Task objective
Would you output the whole listing below, exactly as it reads?

--- START Data for processing ---

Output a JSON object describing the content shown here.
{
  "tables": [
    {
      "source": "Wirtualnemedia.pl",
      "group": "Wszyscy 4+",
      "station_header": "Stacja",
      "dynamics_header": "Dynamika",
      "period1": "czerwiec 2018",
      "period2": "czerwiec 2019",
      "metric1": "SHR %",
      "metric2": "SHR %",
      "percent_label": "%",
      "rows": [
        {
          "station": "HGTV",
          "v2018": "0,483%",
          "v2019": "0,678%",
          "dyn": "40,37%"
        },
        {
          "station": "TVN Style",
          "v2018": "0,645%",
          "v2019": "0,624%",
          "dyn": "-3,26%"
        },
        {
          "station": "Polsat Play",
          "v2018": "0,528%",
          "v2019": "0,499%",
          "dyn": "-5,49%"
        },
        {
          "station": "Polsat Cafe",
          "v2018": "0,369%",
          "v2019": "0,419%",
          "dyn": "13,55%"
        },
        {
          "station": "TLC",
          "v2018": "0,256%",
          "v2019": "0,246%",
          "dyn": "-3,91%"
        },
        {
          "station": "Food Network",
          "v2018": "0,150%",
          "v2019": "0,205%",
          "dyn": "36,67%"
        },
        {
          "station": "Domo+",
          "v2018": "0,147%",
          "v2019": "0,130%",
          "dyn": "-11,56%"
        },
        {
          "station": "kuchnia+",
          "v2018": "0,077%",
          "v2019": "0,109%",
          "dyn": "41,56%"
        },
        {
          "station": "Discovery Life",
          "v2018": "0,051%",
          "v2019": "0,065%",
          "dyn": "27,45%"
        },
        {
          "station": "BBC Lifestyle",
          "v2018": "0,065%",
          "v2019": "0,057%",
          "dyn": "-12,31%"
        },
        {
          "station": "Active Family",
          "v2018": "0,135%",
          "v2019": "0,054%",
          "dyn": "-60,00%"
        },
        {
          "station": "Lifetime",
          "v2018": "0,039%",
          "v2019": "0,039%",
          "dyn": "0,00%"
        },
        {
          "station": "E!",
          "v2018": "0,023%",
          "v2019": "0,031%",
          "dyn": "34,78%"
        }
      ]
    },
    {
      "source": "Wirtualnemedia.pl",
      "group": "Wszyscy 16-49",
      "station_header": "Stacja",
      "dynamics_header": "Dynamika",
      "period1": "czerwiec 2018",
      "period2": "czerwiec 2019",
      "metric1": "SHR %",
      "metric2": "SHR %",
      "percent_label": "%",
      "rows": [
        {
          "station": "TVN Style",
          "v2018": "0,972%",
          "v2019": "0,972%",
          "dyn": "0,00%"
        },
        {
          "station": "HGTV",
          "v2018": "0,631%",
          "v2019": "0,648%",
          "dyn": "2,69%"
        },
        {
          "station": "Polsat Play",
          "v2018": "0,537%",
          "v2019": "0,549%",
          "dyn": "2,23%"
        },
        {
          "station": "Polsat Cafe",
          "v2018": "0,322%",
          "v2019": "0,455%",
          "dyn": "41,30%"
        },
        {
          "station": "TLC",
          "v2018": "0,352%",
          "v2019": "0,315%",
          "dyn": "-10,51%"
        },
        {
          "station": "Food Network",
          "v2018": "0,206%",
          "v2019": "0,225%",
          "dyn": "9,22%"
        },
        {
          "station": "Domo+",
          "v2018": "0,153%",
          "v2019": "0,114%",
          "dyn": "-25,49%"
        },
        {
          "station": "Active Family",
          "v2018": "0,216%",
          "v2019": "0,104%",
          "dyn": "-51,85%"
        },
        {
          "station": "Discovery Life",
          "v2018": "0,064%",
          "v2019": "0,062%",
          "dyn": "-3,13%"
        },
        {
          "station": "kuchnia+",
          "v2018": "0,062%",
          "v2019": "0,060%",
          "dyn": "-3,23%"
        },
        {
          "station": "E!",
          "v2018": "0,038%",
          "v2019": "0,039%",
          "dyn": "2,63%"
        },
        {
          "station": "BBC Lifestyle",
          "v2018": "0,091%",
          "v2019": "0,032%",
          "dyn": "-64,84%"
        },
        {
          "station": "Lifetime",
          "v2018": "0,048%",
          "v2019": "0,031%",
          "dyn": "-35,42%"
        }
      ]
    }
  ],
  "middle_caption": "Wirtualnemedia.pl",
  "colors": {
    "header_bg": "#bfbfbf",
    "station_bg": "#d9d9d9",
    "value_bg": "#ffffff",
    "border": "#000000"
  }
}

--- END Data for processing ---

Expected answer
Output a JSON object describing the content shown here.
{
  "tables": [
    {
      "source": "Wirtualnemedia.pl",
      "group": "Wszyscy 4+",
      "station_header": "Stacja",
      "dynamics_header": "Dynamika",
      "period1": "czerwiec 2018",
      "period2": "czerwiec 2019",
      "metric1": "SHR %",
      "metric2": "SHR %",
      "percent_label": "%",
      "rows": [
        {
          "station": "HGTV",
          "v2018": "0,483%",
          "v2019": "0,678%",
          "dyn": "40,37%"
        },
        {
          "station": "TVN Style",
          "v2018": "0,645%",
          "v2019": "0,624%",
          "dyn": "-3,26%"
        },
        {
          "station": "Polsat Play",
          "v2018": "0,528%",
          "v2019": "0,499%",
          "dyn": "-5,49%"
        },
        {
          "station": "Polsat Cafe",
          "v2018": "0,369%",
          "v2019": "0,419%",
          "dyn": "13,55%"
        },
        {
          "station": "TLC",
          "v2018": "0,256%",
          "v2019": "0,246%",
          "dyn": "-3,91%"
        },
        {
          "station": "Food Network",
          "v2018": "0,150%",
          "v2019": "0,205%",
          "dyn": "36,67%"
        },
        {
          "station": "Domo+",
          "v2018": "0,147%",
          "v2019": "0,130%",
          "dyn": "-11,56%"
        },
        {
          "station": "kuchnia+",
          "v2018": "0,077%",
          "v2019": "0,109%",
          "dyn": "41,56%"
        },
        {
          "station": "Discovery Life",
          "v2018": "0,051%",
          "v2019": "0,065%",
          "dyn": "27,45%"
        },
        {
          "station": "BBC Lifestyle",
          "v2018": "0,065%",
          "v2019": "0,057%",
          "dyn": "-12,31%"
        },
        {
          "station": "Active Family",
          "v2018": "0,135%",
          "v2019": "0,054%",
          "dyn": "-60,00%"
        },
        {
          "station": "Lifetime",
          "v2018": "0,039%",
          "v2019": "0,039%",
          "dyn": "0,00%"
        },
        {
          "station": "E!",
          "v2018": "0,023%",
          "v2019": "0,031%",
          "dyn": "34,78%"
        }
      ]
    },
    {
      "source": "Wirtualnemedia.pl",
      "group": "Wszyscy 16-49",
      "station_header": "Stacja",
      "dynamics_header": "Dynamika",
      "period1": "czerwiec 2018",
      "period2": "czerwiec 2019",
      "metric1": "SHR %",
      "metric2": "SHR %",
      "percent_label": "%",
      "rows": [
        {
          "station": "TVN Style",
          "v2018": "0,972%",
          "v2019": "0,972%",
          "dyn": "0,00%"
        },
        {
          "station": "HGTV",
          "v2018": "0,631%",
          "v2019": "0,648%",
          "dyn": "2,69%"
        },
        {
          "station": "Polsat Play",
          "v2018": "0,537%",
          "v2019": "0,549%",
          "dyn": "2,23%"
        },
        {
          "station": "Polsat Cafe",
          "v2018": "0,322%",
          "v2019": "0,455%",
          "dyn": "41,30%"
        },
        {
          "station": "TLC",
          "v2018": "0,352%",
          "v2019": "0,315%",
          "dyn": "-10,51%"
        },
        {
          "station": "Food Network",
          "v2018": "0,206%",
          "v2019": "0,225%",
          "dyn": "9,22%"
        },
        {
          "station": "Domo+",
          "v2018": "0,153%",
          "v2019": "0,114%",
          "dyn": "-25,49%"
        },
        {
          "station": "Active Family",
          "v2018": "0,216%",
          "v2019": "0,104%",
          "dyn": "-51,85%"
        },
        {
          "station": "Discovery Life",
          "v2018": "0,064%",
          "v2019": "0,062%",
          "dyn": "-3,13%"
        },
        {
          "station": "kuchnia+",
          "v2018": "0,062%",
          "v2019": "0,060%",
          "dyn": "-3,23%"
        },
        {
          "station": "E!",
          "v2018": "0,038%",
          "v2019": "0,039%",
          "dyn": "2,63%"
        },
        {
          "station": "BBC Lifestyle",
          "v2018": "0,091%",
          "v2019": "0,032%",
          "dyn": "-64,84%"
        },
        {
          "station": "Lifetime",
          "v2018": "0,048%",
          "v2019": "0,031%",
          "dyn": "-35,42%"
        }
      ]
    }
  ],
  "middle_caption": "Wirtualnemedia.pl",
  "colors": {
    "header_bg": "#bfbfbf",
    "station_bg": "#d9d9d9",
    "value_bg": "#ffffff",
    "border": "#000000"
  }
}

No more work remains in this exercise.